▶ JOB: Repeat the material below word for word and leave out all pictures.

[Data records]
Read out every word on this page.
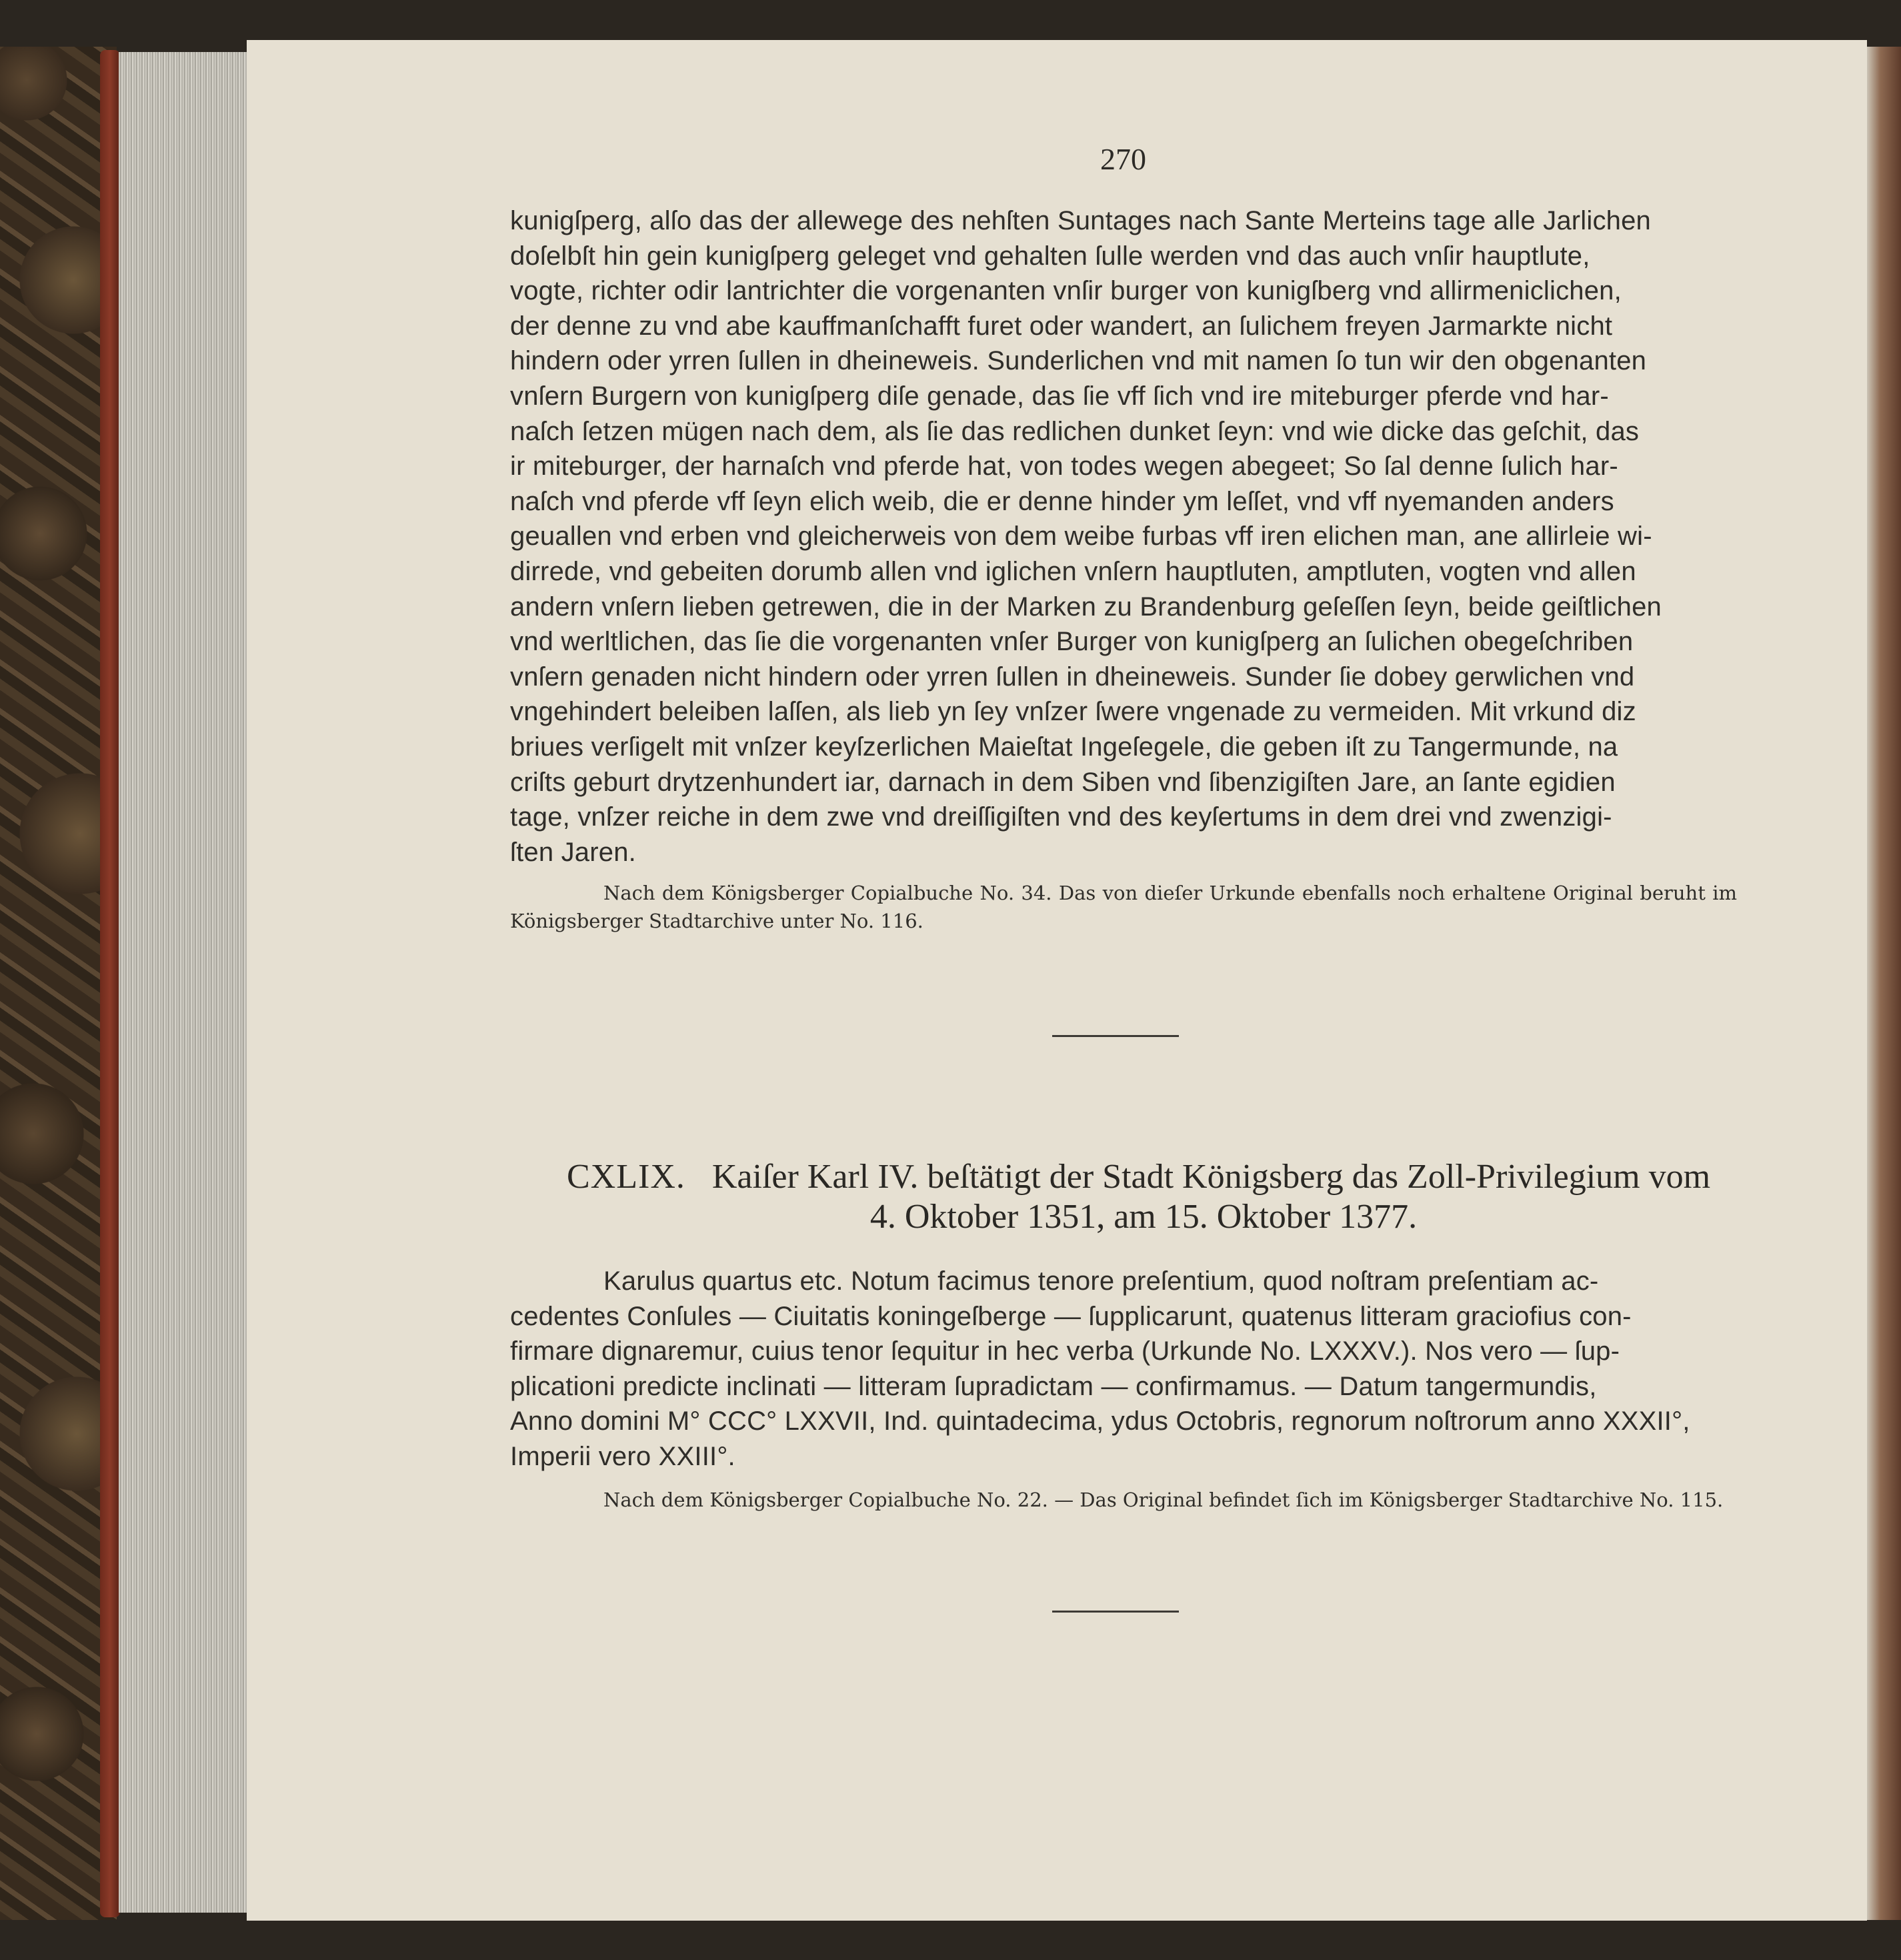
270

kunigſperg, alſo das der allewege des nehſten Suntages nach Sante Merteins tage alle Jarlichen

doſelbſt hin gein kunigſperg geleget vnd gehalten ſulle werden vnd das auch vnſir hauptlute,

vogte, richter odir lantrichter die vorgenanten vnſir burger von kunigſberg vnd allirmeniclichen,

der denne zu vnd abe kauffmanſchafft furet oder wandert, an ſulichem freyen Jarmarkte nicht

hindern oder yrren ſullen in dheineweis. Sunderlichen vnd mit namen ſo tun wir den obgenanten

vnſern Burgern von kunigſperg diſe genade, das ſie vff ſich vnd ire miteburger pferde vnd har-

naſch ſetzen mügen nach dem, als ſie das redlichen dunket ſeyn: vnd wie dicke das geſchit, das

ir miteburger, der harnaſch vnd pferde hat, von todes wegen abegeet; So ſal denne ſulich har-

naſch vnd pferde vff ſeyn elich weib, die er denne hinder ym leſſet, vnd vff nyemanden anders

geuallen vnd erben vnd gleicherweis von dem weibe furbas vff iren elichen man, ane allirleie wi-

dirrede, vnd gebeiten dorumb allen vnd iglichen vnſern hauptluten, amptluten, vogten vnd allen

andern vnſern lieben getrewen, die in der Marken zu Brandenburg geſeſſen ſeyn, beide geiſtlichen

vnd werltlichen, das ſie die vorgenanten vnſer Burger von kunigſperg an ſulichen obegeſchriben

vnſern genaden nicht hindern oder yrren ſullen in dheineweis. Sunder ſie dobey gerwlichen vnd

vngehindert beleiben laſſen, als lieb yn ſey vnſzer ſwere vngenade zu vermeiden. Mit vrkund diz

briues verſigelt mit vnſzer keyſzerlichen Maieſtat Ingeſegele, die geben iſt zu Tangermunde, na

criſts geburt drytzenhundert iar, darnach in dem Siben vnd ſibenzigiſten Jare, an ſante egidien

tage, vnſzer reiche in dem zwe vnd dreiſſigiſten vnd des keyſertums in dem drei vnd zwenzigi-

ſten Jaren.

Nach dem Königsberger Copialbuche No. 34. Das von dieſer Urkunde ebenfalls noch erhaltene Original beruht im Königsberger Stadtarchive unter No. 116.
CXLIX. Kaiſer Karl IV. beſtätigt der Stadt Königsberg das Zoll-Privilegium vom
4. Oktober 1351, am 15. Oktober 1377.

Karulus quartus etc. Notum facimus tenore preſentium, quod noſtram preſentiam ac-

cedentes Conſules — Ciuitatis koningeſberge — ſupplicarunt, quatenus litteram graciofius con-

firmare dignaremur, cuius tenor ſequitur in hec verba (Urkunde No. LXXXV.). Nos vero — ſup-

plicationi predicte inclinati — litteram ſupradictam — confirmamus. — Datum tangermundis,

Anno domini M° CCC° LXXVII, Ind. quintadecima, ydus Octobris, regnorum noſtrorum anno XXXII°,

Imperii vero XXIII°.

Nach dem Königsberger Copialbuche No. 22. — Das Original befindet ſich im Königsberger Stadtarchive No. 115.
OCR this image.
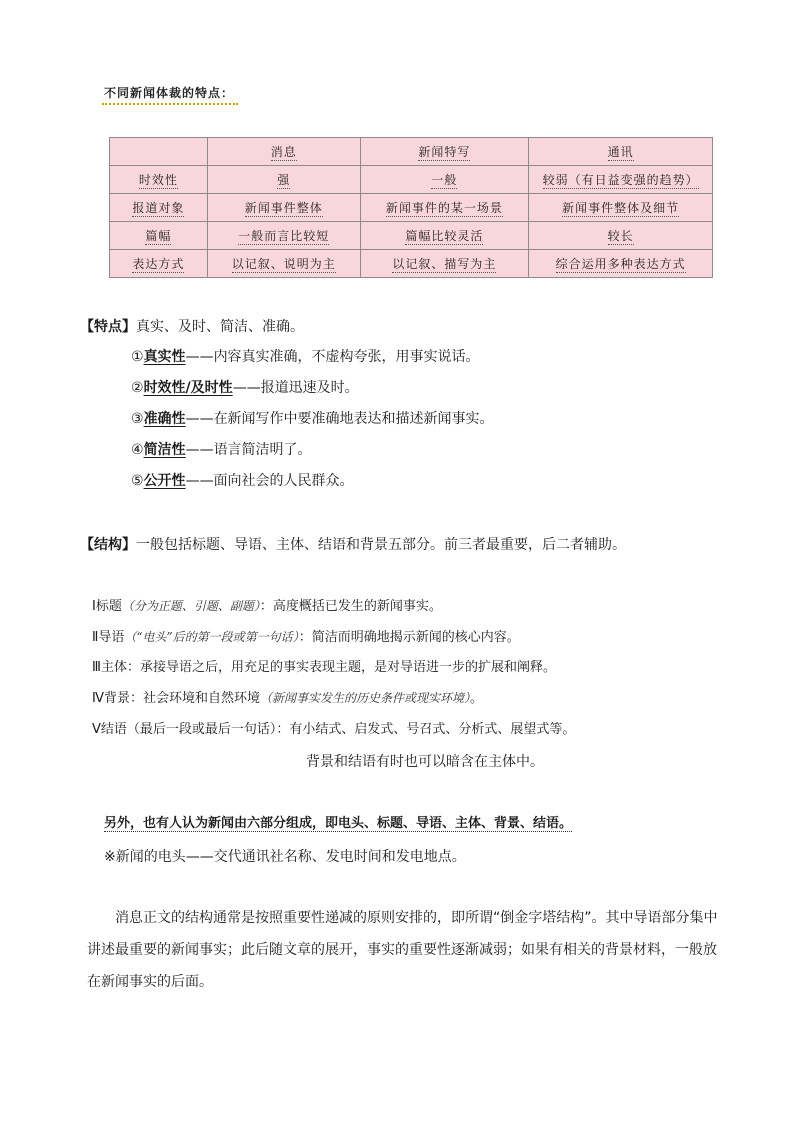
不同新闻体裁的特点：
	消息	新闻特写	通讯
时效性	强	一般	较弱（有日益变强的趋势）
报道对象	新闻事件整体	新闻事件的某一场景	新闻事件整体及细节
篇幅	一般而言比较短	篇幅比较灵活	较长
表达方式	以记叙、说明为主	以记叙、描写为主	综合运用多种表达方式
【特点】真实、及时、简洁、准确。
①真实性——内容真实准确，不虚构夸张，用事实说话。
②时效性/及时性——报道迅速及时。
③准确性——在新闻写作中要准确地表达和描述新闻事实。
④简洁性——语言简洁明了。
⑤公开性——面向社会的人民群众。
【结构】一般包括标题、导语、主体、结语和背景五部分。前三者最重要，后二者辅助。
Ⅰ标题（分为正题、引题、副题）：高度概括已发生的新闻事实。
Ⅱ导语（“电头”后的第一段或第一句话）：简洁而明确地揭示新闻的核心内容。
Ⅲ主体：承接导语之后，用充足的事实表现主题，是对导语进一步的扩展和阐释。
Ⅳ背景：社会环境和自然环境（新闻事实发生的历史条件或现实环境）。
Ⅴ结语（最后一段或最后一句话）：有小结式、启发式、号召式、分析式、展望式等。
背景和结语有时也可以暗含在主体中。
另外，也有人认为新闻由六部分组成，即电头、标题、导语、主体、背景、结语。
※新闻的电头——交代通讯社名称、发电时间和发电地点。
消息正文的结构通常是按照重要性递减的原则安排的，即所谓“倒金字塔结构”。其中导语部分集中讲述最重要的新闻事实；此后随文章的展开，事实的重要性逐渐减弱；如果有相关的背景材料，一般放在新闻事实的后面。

▶ WRITTEN SOLUTION:
Read out every word on this page.
270

kunigſperg, alſo das der allewege des nehſten Suntages nach Sante Merteins tage alle Jarlichen

doſelbſt hin gein kunigſperg geleget vnd gehalten ſulle werden vnd das auch vnſir hauptlute,

vogte, richter odir lantrichter die vorgenanten vnſir burger von kunigſberg vnd allirmeniclichen,

der denne zu vnd abe kauffmanſchafft furet oder wandert, an ſulichem freyen Jarmarkte nicht

hindern oder yrren ſullen in dheineweis. Sunderlichen vnd mit namen ſo tun wir den obgenanten

vnſern Burgern von kunigſperg diſe genade, das ſie vff ſich vnd ire miteburger pferde vnd har-

naſch ſetzen mügen nach dem, als ſie das redlichen dunket ſeyn: vnd wie dicke das geſchit, das

ir miteburger, der harnaſch vnd pferde hat, von todes wegen abegeet; So ſal denne ſulich har-

naſch vnd pferde vff ſeyn elich weib, die er denne hinder ym leſſet, vnd vff nyemanden anders

geuallen vnd erben vnd gleicherweis von dem weibe furbas vff iren elichen man, ane allirleie wi-

dirrede, vnd gebeiten dorumb allen vnd iglichen vnſern hauptluten, amptluten, vogten vnd allen

andern vnſern lieben getrewen, die in der Marken zu Brandenburg geſeſſen ſeyn, beide geiſtlichen

vnd werltlichen, das ſie die vorgenanten vnſer Burger von kunigſperg an ſulichen obegeſchriben

vnſern genaden nicht hindern oder yrren ſullen in dheineweis. Sunder ſie dobey gerwlichen vnd

vngehindert beleiben laſſen, als lieb yn ſey vnſzer ſwere vngenade zu vermeiden. Mit vrkund diz

briues verſigelt mit vnſzer keyſzerlichen Maieſtat Ingeſegele, die geben iſt zu Tangermunde, na

criſts geburt drytzenhundert iar, darnach in dem Siben vnd ſibenzigiſten Jare, an ſante egidien

tage, vnſzer reiche in dem zwe vnd dreiſſigiſten vnd des keyſertums in dem drei vnd zwenzigi-

ſten Jaren.

Nach dem Königsberger Copialbuche No. 34. Das von dieſer Urkunde ebenfalls noch erhaltene Original beruht im Königsberger Stadtarchive unter No. 116.
CXLIX. Kaiſer Karl IV. beſtätigt der Stadt Königsberg das Zoll-Privilegium vom
4. Oktober 1351, am 15. Oktober 1377.

Karulus quartus etc. Notum facimus tenore preſentium, quod noſtram preſentiam ac-

cedentes Conſules — Ciuitatis koningeſberge — ſupplicarunt, quatenus litteram graciofius con-

firmare dignaremur, cuius tenor ſequitur in hec verba (Urkunde No. LXXXV.). Nos vero — ſup-

plicationi predicte inclinati — litteram ſupradictam — confirmamus. — Datum tangermundis,

Anno domini M° CCC° LXXVII, Ind. quintadecima, ydus Octobris, regnorum noſtrorum anno XXXII°,

Imperii vero XXIII°.

Nach dem Königsberger Copialbuche No. 22. — Das Original befindet ſich im Königsberger Stadtarchive No. 115.
OCR this image.
不同新闻体裁的特点：
	消息	新闻特写	通讯
时效性	强	一般	较弱（有日益变强的趋势）
报道对象	新闻事件整体	新闻事件的某一场景	新闻事件整体及细节
篇幅	一般而言比较短	篇幅比较灵活	较长
表达方式	以记叙、说明为主	以记叙、描写为主	综合运用多种表达方式
【特点】真实、及时、简洁、准确。
①真实性——内容真实准确，不虚构夸张，用事实说话。
②时效性/及时性——报道迅速及时。
③准确性——在新闻写作中要准确地表达和描述新闻事实。
④简洁性——语言简洁明了。
⑤公开性——面向社会的人民群众。
【结构】一般包括标题、导语、主体、结语和背景五部分。前三者最重要，后二者辅助。
Ⅰ标题（分为正题、引题、副题）：高度概括已发生的新闻事实。
Ⅱ导语（“电头”后的第一段或第一句话）：简洁而明确地揭示新闻的核心内容。
Ⅲ主体：承接导语之后，用充足的事实表现主题，是对导语进一步的扩展和阐释。
Ⅳ背景：社会环境和自然环境（新闻事实发生的历史条件或现实环境）。
Ⅴ结语（最后一段或最后一句话）：有小结式、启发式、号召式、分析式、展望式等。
背景和结语有时也可以暗含在主体中。
另外，也有人认为新闻由六部分组成，即电头、标题、导语、主体、背景、结语。
※新闻的电头——交代通讯社名称、发电时间和发电地点。
消息正文的结构通常是按照重要性递减的原则安排的，即所谓“倒金字塔结构”。其中导语部分集中讲述最重要的新闻事实；此后随文章的展开，事实的重要性逐渐减弱；如果有相关的背景材料，一般放在新闻事实的后面。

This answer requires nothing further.